* WHAT IS REQUIRED *
Print each line exactly as it is given.

_ _ _ _ _ _ _

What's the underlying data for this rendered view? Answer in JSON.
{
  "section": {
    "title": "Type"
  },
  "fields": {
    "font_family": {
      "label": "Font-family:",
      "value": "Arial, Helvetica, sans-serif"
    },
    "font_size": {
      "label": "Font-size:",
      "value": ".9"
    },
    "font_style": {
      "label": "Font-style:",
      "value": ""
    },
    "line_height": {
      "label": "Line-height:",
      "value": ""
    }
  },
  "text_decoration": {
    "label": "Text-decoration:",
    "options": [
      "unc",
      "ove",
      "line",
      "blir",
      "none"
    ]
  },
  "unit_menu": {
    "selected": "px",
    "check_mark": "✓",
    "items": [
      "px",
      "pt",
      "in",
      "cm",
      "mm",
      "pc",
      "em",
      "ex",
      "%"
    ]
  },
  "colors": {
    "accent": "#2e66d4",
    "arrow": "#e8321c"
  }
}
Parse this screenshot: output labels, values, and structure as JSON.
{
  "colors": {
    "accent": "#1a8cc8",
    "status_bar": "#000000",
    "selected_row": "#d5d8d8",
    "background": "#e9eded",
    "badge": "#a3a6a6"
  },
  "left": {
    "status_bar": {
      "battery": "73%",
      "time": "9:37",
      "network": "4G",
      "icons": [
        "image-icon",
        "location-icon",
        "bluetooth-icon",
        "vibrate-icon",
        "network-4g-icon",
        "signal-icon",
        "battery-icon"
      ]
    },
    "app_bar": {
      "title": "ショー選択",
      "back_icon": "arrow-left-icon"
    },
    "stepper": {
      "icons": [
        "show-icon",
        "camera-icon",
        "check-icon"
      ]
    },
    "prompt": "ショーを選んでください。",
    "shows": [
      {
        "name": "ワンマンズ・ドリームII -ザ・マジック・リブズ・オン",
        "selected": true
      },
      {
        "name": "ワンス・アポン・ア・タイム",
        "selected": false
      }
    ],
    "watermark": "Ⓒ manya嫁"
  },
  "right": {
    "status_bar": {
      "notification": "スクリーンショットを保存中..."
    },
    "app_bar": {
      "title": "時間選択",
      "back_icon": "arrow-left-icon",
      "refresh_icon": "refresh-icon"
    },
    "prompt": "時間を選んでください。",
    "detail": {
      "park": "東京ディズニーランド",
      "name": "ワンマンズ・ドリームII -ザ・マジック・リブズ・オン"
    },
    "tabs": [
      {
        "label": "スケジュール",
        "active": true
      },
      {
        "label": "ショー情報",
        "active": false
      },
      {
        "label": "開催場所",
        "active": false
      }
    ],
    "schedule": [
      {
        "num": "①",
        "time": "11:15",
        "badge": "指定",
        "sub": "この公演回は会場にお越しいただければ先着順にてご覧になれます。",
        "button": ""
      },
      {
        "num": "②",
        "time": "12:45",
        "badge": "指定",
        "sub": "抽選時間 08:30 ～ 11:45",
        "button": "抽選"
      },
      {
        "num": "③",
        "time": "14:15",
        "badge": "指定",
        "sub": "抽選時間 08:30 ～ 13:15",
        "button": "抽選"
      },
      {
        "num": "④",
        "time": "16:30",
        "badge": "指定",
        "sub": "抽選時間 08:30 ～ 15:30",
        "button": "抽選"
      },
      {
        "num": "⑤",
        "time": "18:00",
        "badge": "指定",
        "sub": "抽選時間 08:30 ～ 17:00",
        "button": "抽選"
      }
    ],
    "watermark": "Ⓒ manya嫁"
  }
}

_ _ _ _ _ _ _

* TASK RESPONSE *
What's the underlying data for this rendered view? Answer in JSON.
{
  "section": {
    "title": "Type"
  },
  "fields": {
    "font_family": {
      "label": "Font-family:",
      "value": "Arial, Helvetica, sans-serif"
    },
    "font_size": {
      "label": "Font-size:",
      "value": ".9"
    },
    "font_style": {
      "label": "Font-style:",
      "value": ""
    },
    "line_height": {
      "label": "Line-height:",
      "value": ""
    }
  },
  "text_decoration": {
    "label": "Text-decoration:",
    "options": [
      "unc",
      "ove",
      "line",
      "blir",
      "none"
    ]
  },
  "unit_menu": {
    "selected": "px",
    "check_mark": "✓",
    "items": [
      "px",
      "pt",
      "in",
      "cm",
      "mm",
      "pc",
      "em",
      "ex",
      "%"
    ]
  },
  "colors": {
    "accent": "#2e66d4",
    "arrow": "#e8321c"
  }
}
Parse this screenshot: output labels, values, and structure as JSON.
{
  "colors": {
    "accent": "#1a8cc8",
    "status_bar": "#000000",
    "selected_row": "#d5d8d8",
    "background": "#e9eded",
    "badge": "#a3a6a6"
  },
  "left": {
    "status_bar": {
      "battery": "73%",
      "time": "9:37",
      "network": "4G",
      "icons": [
        "image-icon",
        "location-icon",
        "bluetooth-icon",
        "vibrate-icon",
        "network-4g-icon",
        "signal-icon",
        "battery-icon"
      ]
    },
    "app_bar": {
      "title": "ショー選択",
      "back_icon": "arrow-left-icon"
    },
    "stepper": {
      "icons": [
        "show-icon",
        "camera-icon",
        "check-icon"
      ]
    },
    "prompt": "ショーを選んでください。",
    "shows": [
      {
        "name": "ワンマンズ・ドリームII -ザ・マジック・リブズ・オン",
        "selected": true
      },
      {
        "name": "ワンス・アポン・ア・タイム",
        "selected": false
      }
    ],
    "watermark": "Ⓒ manya嫁"
  },
  "right": {
    "status_bar": {
      "notification": "スクリーンショットを保存中..."
    },
    "app_bar": {
      "title": "時間選択",
      "back_icon": "arrow-left-icon",
      "refresh_icon": "refresh-icon"
    },
    "prompt": "時間を選んでください。",
    "detail": {
      "park": "東京ディズニーランド",
      "name": "ワンマンズ・ドリームII -ザ・マジック・リブズ・オン"
    },
    "tabs": [
      {
        "label": "スケジュール",
        "active": true
      },
      {
        "label": "ショー情報",
        "active": false
      },
      {
        "label": "開催場所",
        "active": false
      }
    ],
    "schedule": [
      {
        "num": "①",
        "time": "11:15",
        "badge": "指定",
        "sub": "この公演回は会場にお越しいただければ先着順にてご覧になれます。",
        "button": ""
      },
      {
        "num": "②",
        "time": "12:45",
        "badge": "指定",
        "sub": "抽選時間 08:30 ～ 11:45",
        "button": "抽選"
      },
      {
        "num": "③",
        "time": "14:15",
        "badge": "指定",
        "sub": "抽選時間 08:30 ～ 13:15",
        "button": "抽選"
      },
      {
        "num": "④",
        "time": "16:30",
        "badge": "指定",
        "sub": "抽選時間 08:30 ～ 15:30",
        "button": "抽選"
      },
      {
        "num": "⑤",
        "time": "18:00",
        "badge": "指定",
        "sub": "抽選時間 08:30 ～ 17:00",
        "button": "抽選"
      }
    ],
    "watermark": "Ⓒ manya嫁"
  }
}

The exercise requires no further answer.